= Given exercise =
Leave out the pictures and reproduce all of the data exactly.

※

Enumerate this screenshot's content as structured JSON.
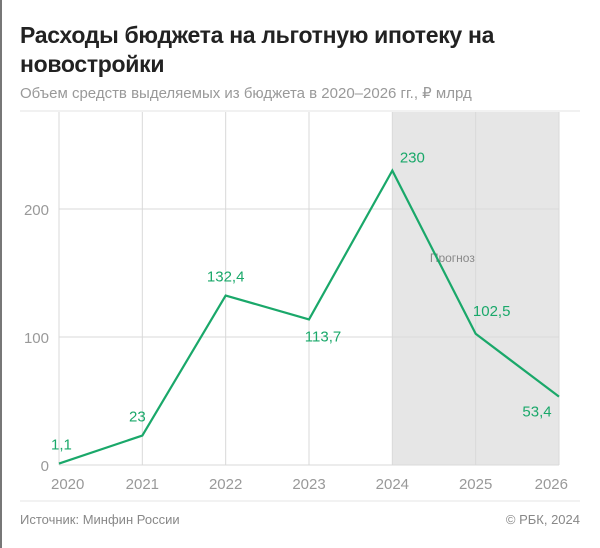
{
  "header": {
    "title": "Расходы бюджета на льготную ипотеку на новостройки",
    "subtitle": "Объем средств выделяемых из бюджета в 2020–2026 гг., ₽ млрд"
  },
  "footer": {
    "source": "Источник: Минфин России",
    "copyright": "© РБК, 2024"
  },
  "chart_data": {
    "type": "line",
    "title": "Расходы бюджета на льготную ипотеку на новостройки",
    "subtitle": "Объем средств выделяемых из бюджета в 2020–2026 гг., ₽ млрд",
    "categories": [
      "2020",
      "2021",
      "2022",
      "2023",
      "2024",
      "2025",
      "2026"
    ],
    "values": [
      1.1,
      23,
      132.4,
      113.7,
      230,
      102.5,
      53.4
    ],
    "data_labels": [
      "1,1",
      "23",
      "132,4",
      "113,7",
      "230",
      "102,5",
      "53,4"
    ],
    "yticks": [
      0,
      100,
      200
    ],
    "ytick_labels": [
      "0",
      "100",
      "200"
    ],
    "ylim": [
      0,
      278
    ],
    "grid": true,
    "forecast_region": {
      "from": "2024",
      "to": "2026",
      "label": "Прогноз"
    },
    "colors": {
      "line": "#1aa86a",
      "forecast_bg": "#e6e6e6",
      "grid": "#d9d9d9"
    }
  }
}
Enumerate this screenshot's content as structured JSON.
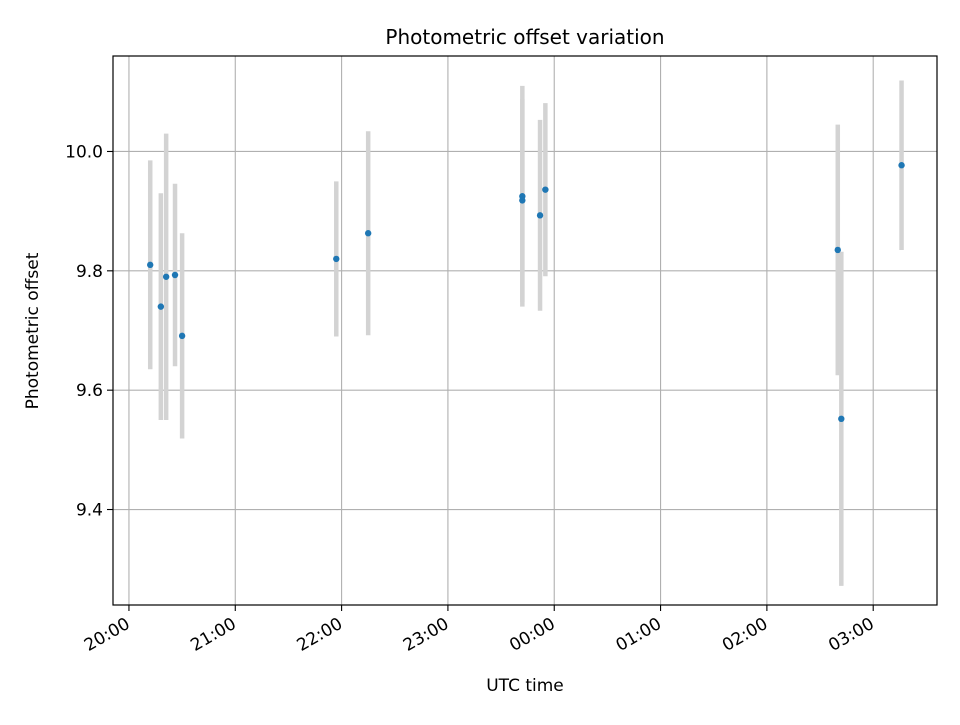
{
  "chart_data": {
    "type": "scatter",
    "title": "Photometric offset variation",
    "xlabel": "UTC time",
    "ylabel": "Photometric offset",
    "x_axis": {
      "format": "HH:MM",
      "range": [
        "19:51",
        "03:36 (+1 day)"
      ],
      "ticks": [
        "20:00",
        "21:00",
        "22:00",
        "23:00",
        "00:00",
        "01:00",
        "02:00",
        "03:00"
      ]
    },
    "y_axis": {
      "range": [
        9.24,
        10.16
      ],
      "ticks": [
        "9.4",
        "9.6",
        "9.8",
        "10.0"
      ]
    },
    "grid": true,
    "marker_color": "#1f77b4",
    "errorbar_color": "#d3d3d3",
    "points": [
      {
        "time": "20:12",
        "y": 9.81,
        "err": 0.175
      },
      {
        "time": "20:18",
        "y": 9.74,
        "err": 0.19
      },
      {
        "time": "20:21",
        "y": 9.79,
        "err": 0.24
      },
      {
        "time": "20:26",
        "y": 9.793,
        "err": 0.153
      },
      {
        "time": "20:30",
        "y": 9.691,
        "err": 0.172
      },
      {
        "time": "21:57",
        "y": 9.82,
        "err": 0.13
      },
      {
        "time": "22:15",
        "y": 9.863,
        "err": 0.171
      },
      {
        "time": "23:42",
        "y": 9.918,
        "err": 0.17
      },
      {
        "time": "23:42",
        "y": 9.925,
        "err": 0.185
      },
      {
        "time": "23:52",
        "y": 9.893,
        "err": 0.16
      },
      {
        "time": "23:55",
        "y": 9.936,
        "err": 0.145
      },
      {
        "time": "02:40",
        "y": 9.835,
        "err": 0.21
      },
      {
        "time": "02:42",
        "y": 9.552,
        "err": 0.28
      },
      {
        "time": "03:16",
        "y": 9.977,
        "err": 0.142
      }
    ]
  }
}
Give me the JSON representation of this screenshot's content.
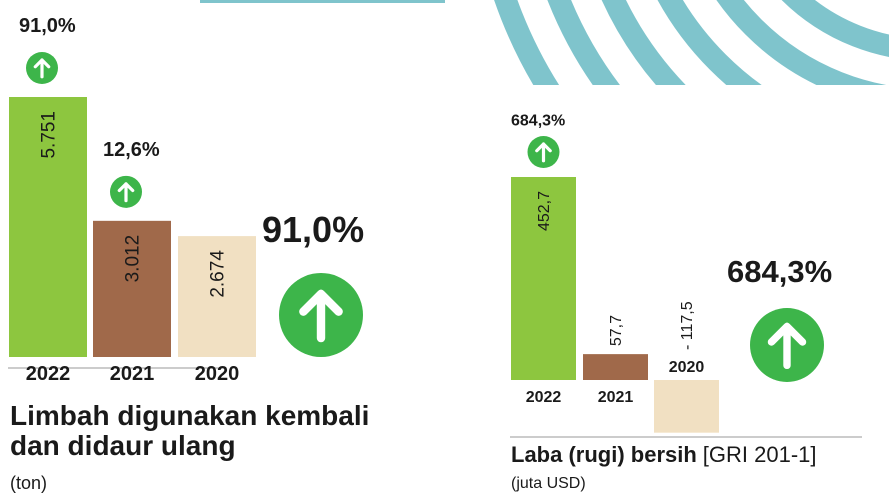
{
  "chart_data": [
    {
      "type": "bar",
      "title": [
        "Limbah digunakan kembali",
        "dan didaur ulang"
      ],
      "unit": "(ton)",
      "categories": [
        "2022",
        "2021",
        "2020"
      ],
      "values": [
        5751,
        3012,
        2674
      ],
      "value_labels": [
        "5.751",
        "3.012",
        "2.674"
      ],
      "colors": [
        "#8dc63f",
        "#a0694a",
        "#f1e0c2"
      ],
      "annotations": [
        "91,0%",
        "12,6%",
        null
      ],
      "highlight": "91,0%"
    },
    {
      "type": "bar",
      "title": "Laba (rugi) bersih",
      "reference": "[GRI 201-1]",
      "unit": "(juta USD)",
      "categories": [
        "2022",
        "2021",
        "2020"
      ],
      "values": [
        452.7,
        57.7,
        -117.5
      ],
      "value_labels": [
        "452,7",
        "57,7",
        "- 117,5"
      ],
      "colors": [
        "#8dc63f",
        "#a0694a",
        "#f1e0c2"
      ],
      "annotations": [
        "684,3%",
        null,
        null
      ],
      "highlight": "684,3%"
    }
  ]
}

※

= The answer =
Enumerate this screenshot's content as structured JSON.
{
  "header": {
    "title": "Расходы бюджета на льготную ипотеку на новостройки",
    "subtitle": "Объем средств выделяемых из бюджета в 2020–2026 гг., ₽ млрд"
  },
  "footer": {
    "source": "Источник: Минфин России",
    "copyright": "© РБК, 2024"
  },
  "chart_data": {
    "type": "line",
    "title": "Расходы бюджета на льготную ипотеку на новостройки",
    "subtitle": "Объем средств выделяемых из бюджета в 2020–2026 гг., ₽ млрд",
    "categories": [
      "2020",
      "2021",
      "2022",
      "2023",
      "2024",
      "2025",
      "2026"
    ],
    "values": [
      1.1,
      23,
      132.4,
      113.7,
      230,
      102.5,
      53.4
    ],
    "data_labels": [
      "1,1",
      "23",
      "132,4",
      "113,7",
      "230",
      "102,5",
      "53,4"
    ],
    "yticks": [
      0,
      100,
      200
    ],
    "ytick_labels": [
      "0",
      "100",
      "200"
    ],
    "ylim": [
      0,
      278
    ],
    "grid": true,
    "forecast_region": {
      "from": "2024",
      "to": "2026",
      "label": "Прогноз"
    },
    "colors": {
      "line": "#1aa86a",
      "forecast_bg": "#e6e6e6",
      "grid": "#d9d9d9"
    }
  }
}
Enumerate this screenshot's content as structured JSON.
{
  "chart_data": {
    "type": "scatter",
    "title": "Photometric offset variation",
    "xlabel": "UTC time",
    "ylabel": "Photometric offset",
    "x_axis": {
      "format": "HH:MM",
      "range": [
        "19:51",
        "03:36 (+1 day)"
      ],
      "ticks": [
        "20:00",
        "21:00",
        "22:00",
        "23:00",
        "00:00",
        "01:00",
        "02:00",
        "03:00"
      ]
    },
    "y_axis": {
      "range": [
        9.24,
        10.16
      ],
      "ticks": [
        "9.4",
        "9.6",
        "9.8",
        "10.0"
      ]
    },
    "grid": true,
    "marker_color": "#1f77b4",
    "errorbar_color": "#d3d3d3",
    "points": [
      {
        "time": "20:12",
        "y": 9.81,
        "err": 0.175
      },
      {
        "time": "20:18",
        "y": 9.74,
        "err": 0.19
      },
      {
        "time": "20:21",
        "y": 9.79,
        "err": 0.24
      },
      {
        "time": "20:26",
        "y": 9.793,
        "err": 0.153
      },
      {
        "time": "20:30",
        "y": 9.691,
        "err": 0.172
      },
      {
        "time": "21:57",
        "y": 9.82,
        "err": 0.13
      },
      {
        "time": "22:15",
        "y": 9.863,
        "err": 0.171
      },
      {
        "time": "23:42",
        "y": 9.918,
        "err": 0.17
      },
      {
        "time": "23:42",
        "y": 9.925,
        "err": 0.185
      },
      {
        "time": "23:52",
        "y": 9.893,
        "err": 0.16
      },
      {
        "time": "23:55",
        "y": 9.936,
        "err": 0.145
      },
      {
        "time": "02:40",
        "y": 9.835,
        "err": 0.21
      },
      {
        "time": "02:42",
        "y": 9.552,
        "err": 0.28
      },
      {
        "time": "03:16",
        "y": 9.977,
        "err": 0.142
      }
    ]
  }
}
Give me the JSON representation of this screenshot's content.
{
  "chart_data": [
    {
      "type": "bar",
      "title": [
        "Limbah digunakan kembali",
        "dan didaur ulang"
      ],
      "unit": "(ton)",
      "categories": [
        "2022",
        "2021",
        "2020"
      ],
      "values": [
        5751,
        3012,
        2674
      ],
      "value_labels": [
        "5.751",
        "3.012",
        "2.674"
      ],
      "colors": [
        "#8dc63f",
        "#a0694a",
        "#f1e0c2"
      ],
      "annotations": [
        "91,0%",
        "12,6%",
        null
      ],
      "highlight": "91,0%"
    },
    {
      "type": "bar",
      "title": "Laba (rugi) bersih",
      "reference": "[GRI 201-1]",
      "unit": "(juta USD)",
      "categories": [
        "2022",
        "2021",
        "2020"
      ],
      "values": [
        452.7,
        57.7,
        -117.5
      ],
      "value_labels": [
        "452,7",
        "57,7",
        "- 117,5"
      ],
      "colors": [
        "#8dc63f",
        "#a0694a",
        "#f1e0c2"
      ],
      "annotations": [
        "684,3%",
        null,
        null
      ],
      "highlight": "684,3%"
    }
  ]
}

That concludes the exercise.